* begin DATA LINES *

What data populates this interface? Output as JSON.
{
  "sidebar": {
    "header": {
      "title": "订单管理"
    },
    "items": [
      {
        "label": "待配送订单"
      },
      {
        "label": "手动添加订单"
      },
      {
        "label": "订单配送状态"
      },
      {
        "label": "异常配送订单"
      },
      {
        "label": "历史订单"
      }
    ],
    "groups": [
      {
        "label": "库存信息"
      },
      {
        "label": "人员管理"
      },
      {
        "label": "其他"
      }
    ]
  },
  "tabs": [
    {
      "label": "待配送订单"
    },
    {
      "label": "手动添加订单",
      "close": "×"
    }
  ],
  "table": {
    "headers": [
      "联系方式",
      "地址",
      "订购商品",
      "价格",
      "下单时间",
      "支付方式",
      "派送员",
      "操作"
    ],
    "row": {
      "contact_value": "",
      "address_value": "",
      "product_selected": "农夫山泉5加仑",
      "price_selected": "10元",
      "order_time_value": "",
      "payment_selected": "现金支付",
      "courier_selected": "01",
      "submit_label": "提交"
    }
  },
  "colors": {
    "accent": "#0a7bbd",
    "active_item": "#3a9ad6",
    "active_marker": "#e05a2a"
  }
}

* end DATA LINES *

# YOUR INSTRUCTIONS
Every line above needs to be retyped exactly.

# RIGHT ANSWER
What data populates this interface? Output as JSON.
{
  "sidebar": {
    "header": {
      "title": "订单管理"
    },
    "items": [
      {
        "label": "待配送订单"
      },
      {
        "label": "手动添加订单"
      },
      {
        "label": "订单配送状态"
      },
      {
        "label": "异常配送订单"
      },
      {
        "label": "历史订单"
      }
    ],
    "groups": [
      {
        "label": "库存信息"
      },
      {
        "label": "人员管理"
      },
      {
        "label": "其他"
      }
    ]
  },
  "tabs": [
    {
      "label": "待配送订单"
    },
    {
      "label": "手动添加订单",
      "close": "×"
    }
  ],
  "table": {
    "headers": [
      "联系方式",
      "地址",
      "订购商品",
      "价格",
      "下单时间",
      "支付方式",
      "派送员",
      "操作"
    ],
    "row": {
      "contact_value": "",
      "address_value": "",
      "product_selected": "农夫山泉5加仑",
      "price_selected": "10元",
      "order_time_value": "",
      "payment_selected": "现金支付",
      "courier_selected": "01",
      "submit_label": "提交"
    }
  },
  "colors": {
    "accent": "#0a7bbd",
    "active_item": "#3a9ad6",
    "active_marker": "#e05a2a"
  }
}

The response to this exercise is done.